Given task => Scan the records below. List lines holding "groups".

Records for this task =>
◇ ◇ ◇ ◇ ◇
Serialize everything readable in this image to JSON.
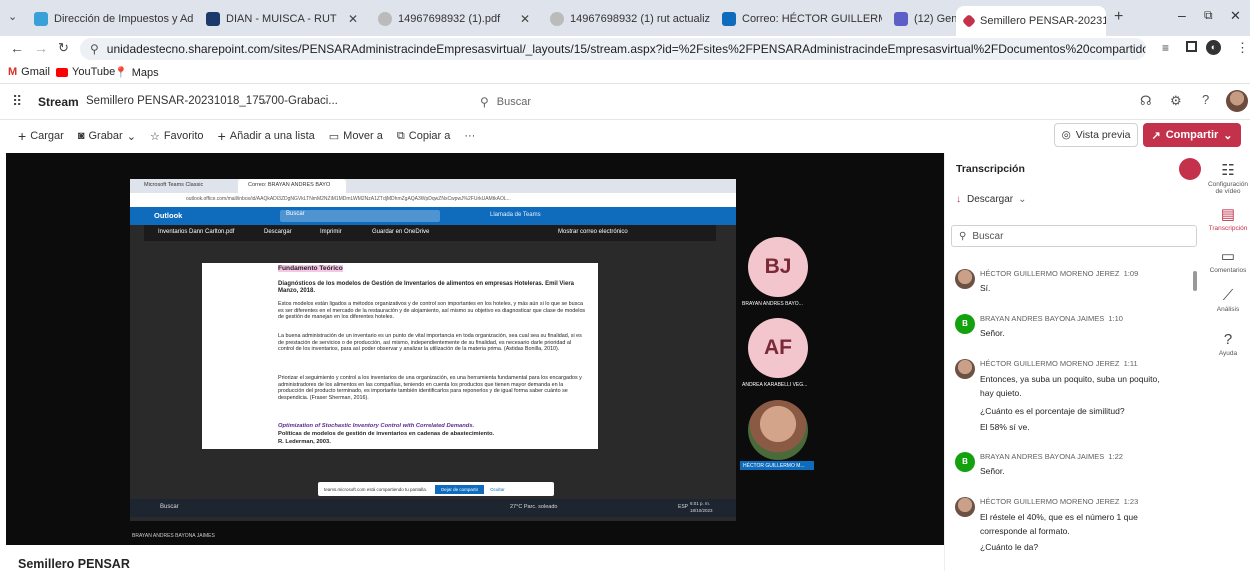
{
  "browser": {
    "tabs": [
      {
        "label": "Dirección de Impuestos y Adua"
      },
      {
        "label": "DIAN - MUISCA - RUT"
      },
      {
        "label": "14967698932 (1).pdf"
      },
      {
        "label": "14967698932 (1) rut actualizad"
      },
      {
        "label": "Correo: HÉCTOR GUILLERMO M"
      },
      {
        "label": "(12) General (PENSAR, Virtual)"
      },
      {
        "label": "Semillero PENSAR-20231018_1"
      }
    ],
    "url": "unidadestecno.sharepoint.com/sites/PENSARAdministracindeEmpresasvirtual/_layouts/15/stream.aspx?id=%2Fsites%2FPENSARAdministracindeEmpresasvirtual%2FDocumentos%20compartidos%2FGeneral%2FRecordings%2FSemillero%20PENSAR-2023...",
    "bookmarks": [
      {
        "label": "Gmail"
      },
      {
        "label": "YouTube"
      },
      {
        "label": "Maps"
      }
    ]
  },
  "stream": {
    "app_name": "Stream",
    "file_name": "Semillero PENSAR-20231018_175700-Grabaci...",
    "search_placeholder": "Buscar",
    "commands": [
      "Cargar",
      "Grabar",
      "Favorito",
      "Añadir a una lista",
      "Mover a",
      "Copiar a"
    ],
    "preview_label": "Vista previa",
    "share_label": "Compartir",
    "video_title": "Semillero PENSAR"
  },
  "transcript": {
    "title": "Transcripción",
    "download_label": "Descargar",
    "search_placeholder": "Buscar",
    "entries": [
      {
        "speaker": "HÉCTOR GUILLERMO MORENO JEREZ",
        "time": "1:09",
        "lines": [
          "Sí."
        ]
      },
      {
        "speaker": "BRAYAN ANDRES BAYONA JAIMES",
        "time": "1:10",
        "lines": [
          "Señor."
        ]
      },
      {
        "speaker": "HÉCTOR GUILLERMO MORENO JEREZ",
        "time": "1:11",
        "lines": [
          "Entonces, ya suba un poquito, suba un poquito,",
          "hay quieto.",
          "¿Cuánto es el porcentaje de similitud?",
          "El 58% sí ve."
        ]
      },
      {
        "speaker": "BRAYAN ANDRES BAYONA JAIMES",
        "time": "1:22",
        "lines": [
          "Señor."
        ]
      },
      {
        "speaker": "HÉCTOR GUILLERMO MORENO JEREZ",
        "time": "1:23",
        "lines": [
          "El réstele el 40%, que es el número 1 que",
          "corresponde al formato.",
          "¿Cuánto le da?"
        ]
      }
    ]
  },
  "rail": [
    {
      "label": "Configuración de vídeo",
      "icon": "settings-slider-icon"
    },
    {
      "label": "Transcripción",
      "icon": "transcript-icon"
    },
    {
      "label": "Comentarios",
      "icon": "comment-icon"
    },
    {
      "label": "Análisis",
      "icon": "chart-icon"
    },
    {
      "label": "Ayuda",
      "icon": "help-icon"
    }
  ],
  "recording": {
    "inner_tabs": [
      "Microsoft Teams Classic",
      "Correo: BRAYAN ANDRES BAYO"
    ],
    "inner_url": "outlook.office.com/mail/inbox/id/AAQkADI3ZDgNGVkLTNmM2NZiM1MDmLWM2NzA1ZTdjMDhmZgAQA3WpDqwZNxCwpwJ%2FUrkUAMtkAOL...",
    "outlook_label": "Outlook",
    "outlook_search": "Buscar",
    "teams_call_label": "Llamada de Teams",
    "attachment_name": "Inventarios Dann Carlton.pdf",
    "attachment_actions": [
      "Descargar",
      "Imprimir",
      "Guardar en OneDrive"
    ],
    "show_email": "Mostrar correo electrónico",
    "doc": {
      "heading": "Fundamento Teórico",
      "ref1_title": "Diagnósticos de los modelos de Gestión de Inventarios de alimentos en empresas Hoteleras. Emil Viera Manzo, 2018.",
      "para1": "Estos modelos están ligados a métodos organizativos y de control son importantes en los hoteles, y más aún si lo que se busca es ser diferentes en el mercado de la restauración y de alojamiento, así mismo su objetivo es diagnosticar que clase de modelos de gestión de manejan en los diferentes hoteles.",
      "para2": "La buena administración de un inventario es un punto de vital importancia en toda organización, sea cual sea su finalidad, si es de prestación de servicios o de producción, así mismo, independientemente de su finalidad, es necesario darle prioridad al control de los inventarios, para así poder observar y analizar la utilización de la materia prima. (Astidas Bonilla, 2010).",
      "para3": "Priorizar el seguimiento y control a los inventarios de una organización, es una herramienta fundamental para los encargados y administradores de los alimentos en las compañías, teniendo en cuenta los productos que tienen mayor demanda en la producción del producto terminado, es importante también identificarlos para reponerlos y de igual forma saber cuánto se despendicia. (Fraser Sherman, 2016).",
      "ref2_title": "Optimization of Stochastic Inventory Control with Correlated Demands.",
      "ref2_sub": "Políticas de modelos de gestión de inventarios en cadenas de abastecimiento.",
      "ref2_author": "R. Lederman, 2003."
    },
    "participants": [
      {
        "initials": "BJ",
        "name": "BRAYAN ANDRES BAYO..."
      },
      {
        "initials": "AF",
        "name": "ANDREA KARABELLI VEG..."
      },
      {
        "initials": "",
        "name": "HÉCTOR GUILLERMO M..."
      }
    ],
    "share_notice": "teams.microsoft.com está compartiendo tu pantalla.",
    "stop_share": "Dejar de compartir",
    "hide": "Ocultar",
    "taskbar_search": "Buscar",
    "weather": "27°C Parc. soleado",
    "clock_time": "6:01 p. m.",
    "clock_date": "18/10/2023",
    "lang": "ESP",
    "presenter_name": "BRAYAN ANDRES BAYONA JAIMES"
  },
  "colors": {
    "accent": "#c4314b",
    "brand_blue": "#0f6cbd",
    "tabstrip": "#dfe3eb"
  }
}
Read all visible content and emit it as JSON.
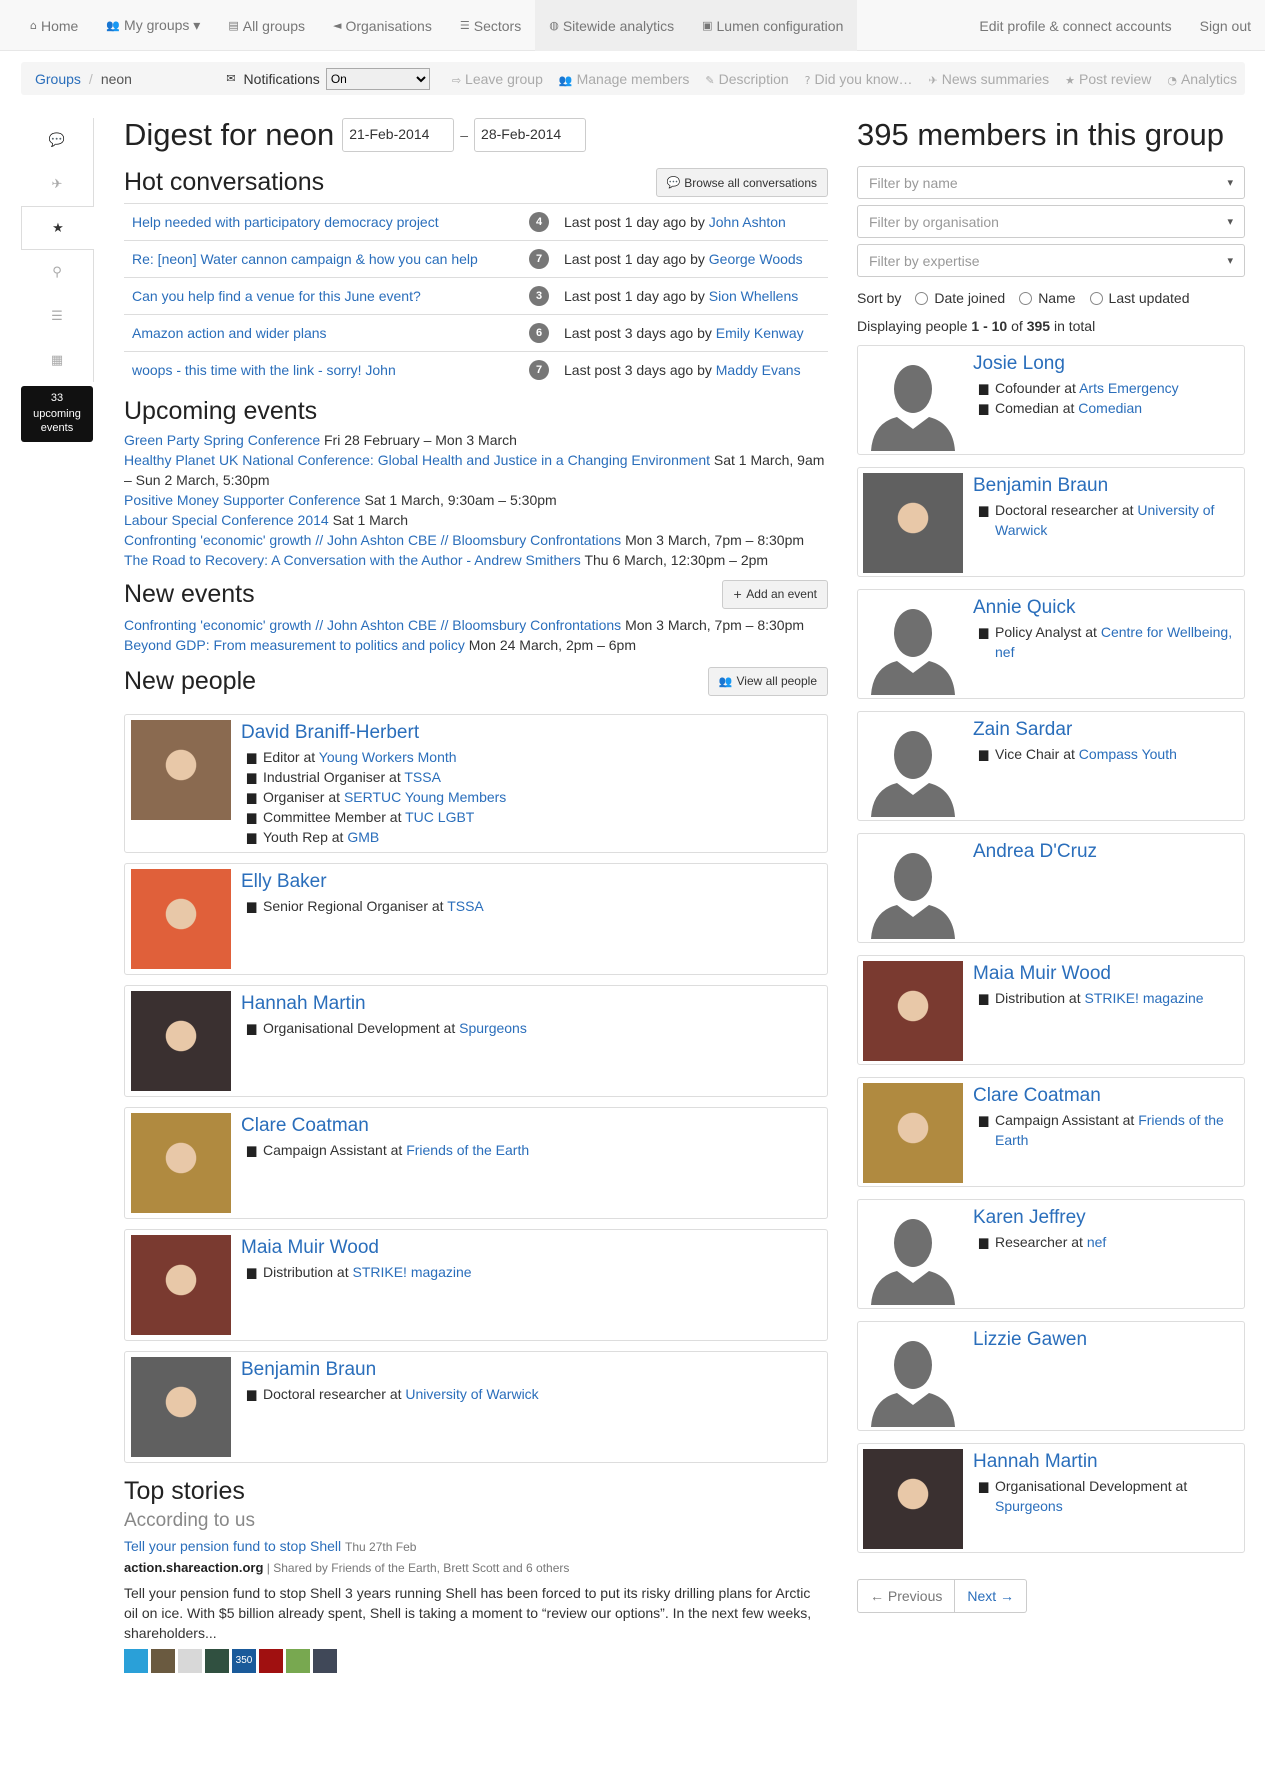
{
  "nav": {
    "left": [
      {
        "icon": "home-icon",
        "glyph": "⌂",
        "label": "Home"
      },
      {
        "icon": "users-icon",
        "glyph": "👥",
        "label": "My groups ▾"
      },
      {
        "icon": "book-icon",
        "glyph": "▤",
        "label": "All groups"
      },
      {
        "icon": "bullhorn-icon",
        "glyph": "◄",
        "label": "Organisations"
      },
      {
        "icon": "list-icon",
        "glyph": "☰",
        "label": "Sectors"
      },
      {
        "icon": "globe-icon",
        "glyph": "◍",
        "label": "Sitewide analytics"
      },
      {
        "icon": "briefcase-icon",
        "glyph": "▣",
        "label": "Lumen configuration"
      }
    ],
    "right": [
      {
        "label": "Edit profile & connect accounts"
      },
      {
        "label": "Sign out"
      }
    ]
  },
  "crumb": {
    "groups": "Groups",
    "sep": "/",
    "current": "neon"
  },
  "notifications": {
    "label": "Notifications",
    "value": "On"
  },
  "tools": [
    {
      "icon": "sign-out-icon",
      "glyph": "⇨",
      "label": "Leave group"
    },
    {
      "icon": "users-icon",
      "glyph": "👥",
      "label": "Manage members"
    },
    {
      "icon": "pencil-icon",
      "glyph": "✎",
      "label": "Description"
    },
    {
      "icon": "question-icon",
      "glyph": "?",
      "label": "Did you know…"
    },
    {
      "icon": "twitter-icon",
      "glyph": "✈",
      "label": "News summaries"
    },
    {
      "icon": "star-icon",
      "glyph": "★",
      "label": "Post review"
    },
    {
      "icon": "dashboard-icon",
      "glyph": "◔",
      "label": "Analytics"
    }
  ],
  "sidenav": [
    {
      "icon": "comments-icon",
      "glyph": "💬"
    },
    {
      "icon": "twitter-icon",
      "glyph": "✈"
    },
    {
      "icon": "star-icon",
      "glyph": "★"
    },
    {
      "icon": "map-marker-icon",
      "glyph": "⚲"
    },
    {
      "icon": "list-icon",
      "glyph": "☰"
    },
    {
      "icon": "calendar-icon",
      "glyph": "▦"
    }
  ],
  "events_badge": {
    "count": "33",
    "line1": "upcoming",
    "line2": "events"
  },
  "digest": {
    "title": "Digest for neon",
    "from": "21-Feb-2014",
    "dash": "–",
    "to": "28-Feb-2014"
  },
  "hot": {
    "title": "Hot conversations",
    "browse": "Browse all conversations",
    "rows": [
      {
        "title": "Help needed with participatory democracy project",
        "count": "4",
        "last": "Last post 1 day ago by",
        "by": "John Ashton"
      },
      {
        "title": "Re: [neon] Water cannon campaign & how you can help",
        "count": "7",
        "last": "Last post 1 day ago by",
        "by": "George Woods"
      },
      {
        "title": "Can you help find a venue for this June event?",
        "count": "3",
        "last": "Last post 1 day ago by",
        "by": "Sion Whellens"
      },
      {
        "title": "Amazon action and wider plans",
        "count": "6",
        "last": "Last post 3 days ago by",
        "by": "Emily Kenway"
      },
      {
        "title": "woops - this time with the link - sorry! John",
        "count": "7",
        "last": "Last post 3 days ago by",
        "by": "Maddy Evans"
      }
    ]
  },
  "upcoming": {
    "title": "Upcoming events",
    "items": [
      {
        "name": "Green Party Spring Conference",
        "when": "Fri 28 February – Mon 3 March"
      },
      {
        "name": "Healthy Planet UK National Conference: Global Health and Justice in a Changing Environment",
        "when": "Sat 1 March, 9am – Sun 2 March, 5:30pm"
      },
      {
        "name": "Positive Money Supporter Conference",
        "when": "Sat 1 March, 9:30am – 5:30pm"
      },
      {
        "name": "Labour Special Conference 2014",
        "when": "Sat 1 March"
      },
      {
        "name": "Confronting 'economic' growth // John Ashton CBE // Bloomsbury Confrontations",
        "when": "Mon 3 March, 7pm – 8:30pm"
      },
      {
        "name": "The Road to Recovery: A Conversation with the Author - Andrew Smithers",
        "when": "Thu 6 March, 12:30pm – 2pm"
      }
    ]
  },
  "newevents": {
    "title": "New events",
    "add": "Add an event",
    "items": [
      {
        "name": "Confronting 'economic' growth // John Ashton CBE // Bloomsbury Confrontations",
        "when": "Mon 3 March, 7pm – 8:30pm"
      },
      {
        "name": "Beyond GDP: From measurement to politics and policy",
        "when": "Mon 24 March, 2pm – 6pm"
      }
    ]
  },
  "newpeople": {
    "title": "New people",
    "viewall": "View all people",
    "people": [
      {
        "name": "David Braniff-Herbert",
        "photo": "#8a6a50",
        "roles": [
          {
            "role": "Editor at",
            "org": "Young Workers Month"
          },
          {
            "role": "Industrial Organiser at",
            "org": "TSSA"
          },
          {
            "role": "Organiser at",
            "org": "SERTUC Young Members"
          },
          {
            "role": "Committee Member at",
            "org": "TUC LGBT"
          },
          {
            "role": "Youth Rep at",
            "org": "GMB"
          }
        ]
      },
      {
        "name": "Elly Baker",
        "photo": "#e0603a",
        "roles": [
          {
            "role": "Senior Regional Organiser at",
            "org": "TSSA"
          }
        ]
      },
      {
        "name": "Hannah Martin",
        "photo": "#3a3030",
        "roles": [
          {
            "role": "Organisational Development at",
            "org": "Spurgeons"
          }
        ]
      },
      {
        "name": "Clare Coatman",
        "photo": "#b08a40",
        "roles": [
          {
            "role": "Campaign Assistant at",
            "org": "Friends of the Earth"
          }
        ]
      },
      {
        "name": "Maia Muir Wood",
        "photo": "#7a3a30",
        "roles": [
          {
            "role": "Distribution at",
            "org": "STRIKE! magazine"
          }
        ]
      },
      {
        "name": "Benjamin Braun",
        "photo": "#606060",
        "roles": [
          {
            "role": "Doctoral researcher at",
            "org": "University of Warwick"
          }
        ]
      }
    ]
  },
  "stories": {
    "title": "Top stories",
    "subtitle": "According to us",
    "headline": "Tell your pension fund to stop Shell",
    "date": "Thu 27th Feb",
    "site": "action.shareaction.org",
    "shared": "| Shared by Friends of the Earth, Brett Scott and 6 others",
    "body": "Tell your pension fund to stop Shell 3 years running Shell has been forced to put its risky drilling plans for Arctic oil on ice. With $5 billion already spent, Shell is taking a moment to “review our options”. In the next few weeks, shareholders...",
    "sharers": [
      {
        "color": "#2aa0d8",
        "label": ""
      },
      {
        "color": "#6a5a40",
        "label": ""
      },
      {
        "color": "#d8d8d8",
        "label": ""
      },
      {
        "color": "#305040",
        "label": ""
      },
      {
        "color": "#1a5a9a",
        "label": "350"
      },
      {
        "color": "#a01010",
        "label": ""
      },
      {
        "color": "#78a850",
        "label": ""
      },
      {
        "color": "#404858",
        "label": ""
      }
    ]
  },
  "members": {
    "title": "395 members in this group",
    "filters": [
      "Filter by name",
      "Filter by organisation",
      "Filter by expertise"
    ],
    "sortby": "Sort by",
    "sorts": [
      "Date joined",
      "Name",
      "Last updated"
    ],
    "displaying_a": "Displaying people",
    "range": "1 - 10",
    "of": "of",
    "total": "395",
    "in_total": "in total",
    "list": [
      {
        "name": "Josie Long",
        "photo": "",
        "roles": [
          {
            "role": "Cofounder at",
            "org": "Arts Emergency"
          },
          {
            "role": "Comedian at",
            "org": "Comedian"
          }
        ]
      },
      {
        "name": "Benjamin Braun",
        "photo": "#606060",
        "roles": [
          {
            "role": "Doctoral researcher at",
            "org": "University of Warwick"
          }
        ]
      },
      {
        "name": "Annie Quick",
        "photo": "",
        "roles": [
          {
            "role": "Policy Analyst at",
            "org": "Centre for Wellbeing, nef"
          }
        ]
      },
      {
        "name": "Zain Sardar",
        "photo": "",
        "roles": [
          {
            "role": "Vice Chair at",
            "org": "Compass Youth"
          }
        ]
      },
      {
        "name": "Andrea D'Cruz",
        "photo": "",
        "roles": []
      },
      {
        "name": "Maia Muir Wood",
        "photo": "#7a3a30",
        "roles": [
          {
            "role": "Distribution at",
            "org": "STRIKE! magazine"
          }
        ]
      },
      {
        "name": "Clare Coatman",
        "photo": "#b08a40",
        "roles": [
          {
            "role": "Campaign Assistant at",
            "org": "Friends of the Earth"
          }
        ]
      },
      {
        "name": "Karen Jeffrey",
        "photo": "",
        "roles": [
          {
            "role": "Researcher at",
            "org": "nef"
          }
        ]
      },
      {
        "name": "Lizzie Gawen",
        "photo": "",
        "roles": []
      },
      {
        "name": "Hannah Martin",
        "photo": "#3a3030",
        "roles": [
          {
            "role": "Organisational Development at",
            "org": "Spurgeons"
          }
        ]
      }
    ],
    "prev": "← Previous",
    "next": "Next →"
  }
}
◇ ◇ ◇ ◇ ◇
Exercise result =>
        "label": "My groups ▾"
        "label": "All groups"
    "groups": "Groups",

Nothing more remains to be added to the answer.